[Dataset records]
+-------+

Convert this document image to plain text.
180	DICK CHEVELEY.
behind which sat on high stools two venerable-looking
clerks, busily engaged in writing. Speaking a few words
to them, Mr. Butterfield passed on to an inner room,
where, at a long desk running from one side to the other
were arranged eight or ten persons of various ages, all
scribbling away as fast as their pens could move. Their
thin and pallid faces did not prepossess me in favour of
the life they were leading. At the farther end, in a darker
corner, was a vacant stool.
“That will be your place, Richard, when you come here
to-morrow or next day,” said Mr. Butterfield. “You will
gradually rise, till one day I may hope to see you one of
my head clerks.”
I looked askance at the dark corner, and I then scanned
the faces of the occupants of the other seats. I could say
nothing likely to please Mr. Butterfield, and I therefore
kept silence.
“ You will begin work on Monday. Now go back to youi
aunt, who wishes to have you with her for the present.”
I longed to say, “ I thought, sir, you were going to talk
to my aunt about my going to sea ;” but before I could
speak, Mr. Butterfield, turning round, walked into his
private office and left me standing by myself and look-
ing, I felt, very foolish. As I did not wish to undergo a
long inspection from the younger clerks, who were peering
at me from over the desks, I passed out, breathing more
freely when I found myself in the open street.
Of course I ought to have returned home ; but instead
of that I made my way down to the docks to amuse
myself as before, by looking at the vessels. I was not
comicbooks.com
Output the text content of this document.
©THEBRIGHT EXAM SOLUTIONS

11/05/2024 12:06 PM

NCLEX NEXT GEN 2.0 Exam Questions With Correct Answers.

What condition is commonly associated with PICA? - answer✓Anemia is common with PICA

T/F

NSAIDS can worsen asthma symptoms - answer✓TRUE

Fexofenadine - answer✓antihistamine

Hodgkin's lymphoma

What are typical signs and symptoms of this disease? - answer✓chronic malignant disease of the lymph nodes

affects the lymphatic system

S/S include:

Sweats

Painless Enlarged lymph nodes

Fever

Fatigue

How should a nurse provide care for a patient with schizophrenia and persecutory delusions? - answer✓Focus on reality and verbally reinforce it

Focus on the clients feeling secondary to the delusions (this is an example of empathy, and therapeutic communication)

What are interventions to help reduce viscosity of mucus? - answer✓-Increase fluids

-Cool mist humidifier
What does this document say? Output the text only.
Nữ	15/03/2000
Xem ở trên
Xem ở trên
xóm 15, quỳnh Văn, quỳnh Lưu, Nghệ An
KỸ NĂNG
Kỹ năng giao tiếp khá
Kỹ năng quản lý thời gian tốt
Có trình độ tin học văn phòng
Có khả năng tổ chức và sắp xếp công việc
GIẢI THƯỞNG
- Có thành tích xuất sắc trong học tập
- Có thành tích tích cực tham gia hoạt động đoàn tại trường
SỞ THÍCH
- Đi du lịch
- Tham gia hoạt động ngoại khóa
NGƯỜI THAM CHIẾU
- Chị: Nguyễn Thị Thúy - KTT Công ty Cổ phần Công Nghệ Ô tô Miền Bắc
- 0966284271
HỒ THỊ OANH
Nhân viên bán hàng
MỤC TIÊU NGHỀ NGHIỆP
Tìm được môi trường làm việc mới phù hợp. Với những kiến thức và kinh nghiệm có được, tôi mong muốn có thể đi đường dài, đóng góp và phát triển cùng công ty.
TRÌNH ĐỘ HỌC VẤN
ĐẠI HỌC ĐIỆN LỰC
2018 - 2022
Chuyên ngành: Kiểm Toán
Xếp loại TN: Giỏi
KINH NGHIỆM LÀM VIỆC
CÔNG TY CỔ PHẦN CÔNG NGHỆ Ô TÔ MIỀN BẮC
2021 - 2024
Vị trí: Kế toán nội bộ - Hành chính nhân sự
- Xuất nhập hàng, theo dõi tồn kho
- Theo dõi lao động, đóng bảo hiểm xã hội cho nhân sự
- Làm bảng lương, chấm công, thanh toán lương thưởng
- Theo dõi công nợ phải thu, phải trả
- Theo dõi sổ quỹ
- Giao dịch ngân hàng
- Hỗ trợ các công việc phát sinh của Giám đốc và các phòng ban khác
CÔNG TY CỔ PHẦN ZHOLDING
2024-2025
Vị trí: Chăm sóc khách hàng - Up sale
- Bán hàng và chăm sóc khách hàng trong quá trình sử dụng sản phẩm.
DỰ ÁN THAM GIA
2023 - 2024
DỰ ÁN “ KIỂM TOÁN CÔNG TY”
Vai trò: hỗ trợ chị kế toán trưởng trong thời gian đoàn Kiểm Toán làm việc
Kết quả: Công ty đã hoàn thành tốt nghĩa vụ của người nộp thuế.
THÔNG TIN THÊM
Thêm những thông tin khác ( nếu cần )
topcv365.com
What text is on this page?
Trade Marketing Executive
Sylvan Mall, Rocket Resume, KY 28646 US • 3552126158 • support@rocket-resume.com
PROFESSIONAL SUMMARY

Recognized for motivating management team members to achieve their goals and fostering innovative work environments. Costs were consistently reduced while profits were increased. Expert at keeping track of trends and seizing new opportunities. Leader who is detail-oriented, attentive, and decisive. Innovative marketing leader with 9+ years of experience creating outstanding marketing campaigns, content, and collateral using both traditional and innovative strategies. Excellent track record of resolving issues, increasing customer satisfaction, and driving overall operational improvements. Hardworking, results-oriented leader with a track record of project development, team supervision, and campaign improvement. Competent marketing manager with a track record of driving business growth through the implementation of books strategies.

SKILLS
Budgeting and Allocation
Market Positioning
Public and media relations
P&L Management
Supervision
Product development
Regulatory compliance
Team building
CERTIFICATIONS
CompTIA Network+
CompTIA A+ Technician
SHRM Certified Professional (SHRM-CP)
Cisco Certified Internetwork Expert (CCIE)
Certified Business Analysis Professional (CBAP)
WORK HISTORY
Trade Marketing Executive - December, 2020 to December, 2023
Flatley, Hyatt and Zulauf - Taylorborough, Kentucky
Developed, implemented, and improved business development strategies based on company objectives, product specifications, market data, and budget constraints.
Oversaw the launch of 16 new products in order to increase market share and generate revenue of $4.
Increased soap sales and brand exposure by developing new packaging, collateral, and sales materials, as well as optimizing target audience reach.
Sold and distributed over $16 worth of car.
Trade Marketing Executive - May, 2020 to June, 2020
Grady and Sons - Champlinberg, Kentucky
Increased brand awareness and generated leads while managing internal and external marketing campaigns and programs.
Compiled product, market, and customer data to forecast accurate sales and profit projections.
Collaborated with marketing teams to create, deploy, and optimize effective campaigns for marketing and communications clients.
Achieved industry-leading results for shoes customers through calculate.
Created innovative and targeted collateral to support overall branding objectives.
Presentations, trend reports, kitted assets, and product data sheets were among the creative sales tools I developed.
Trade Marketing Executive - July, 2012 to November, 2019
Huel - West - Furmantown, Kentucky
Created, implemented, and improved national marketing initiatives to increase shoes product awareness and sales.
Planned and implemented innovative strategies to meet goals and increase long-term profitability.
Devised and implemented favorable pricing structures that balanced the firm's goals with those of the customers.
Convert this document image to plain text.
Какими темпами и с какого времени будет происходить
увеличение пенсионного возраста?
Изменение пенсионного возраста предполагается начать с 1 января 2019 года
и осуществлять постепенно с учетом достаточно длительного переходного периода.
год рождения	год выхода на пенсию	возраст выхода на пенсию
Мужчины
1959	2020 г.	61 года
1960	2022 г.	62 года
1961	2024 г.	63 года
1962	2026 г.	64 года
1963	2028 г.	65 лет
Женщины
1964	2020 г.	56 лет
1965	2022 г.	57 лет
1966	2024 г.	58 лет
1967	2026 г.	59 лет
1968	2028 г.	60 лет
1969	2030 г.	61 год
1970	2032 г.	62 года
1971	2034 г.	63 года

+-------+

*Your task*. Find the lines above that contain the word "Output" and collect them.

*Solution for this problem*.
Output the text content of this document.
What does this document say? Output the text only.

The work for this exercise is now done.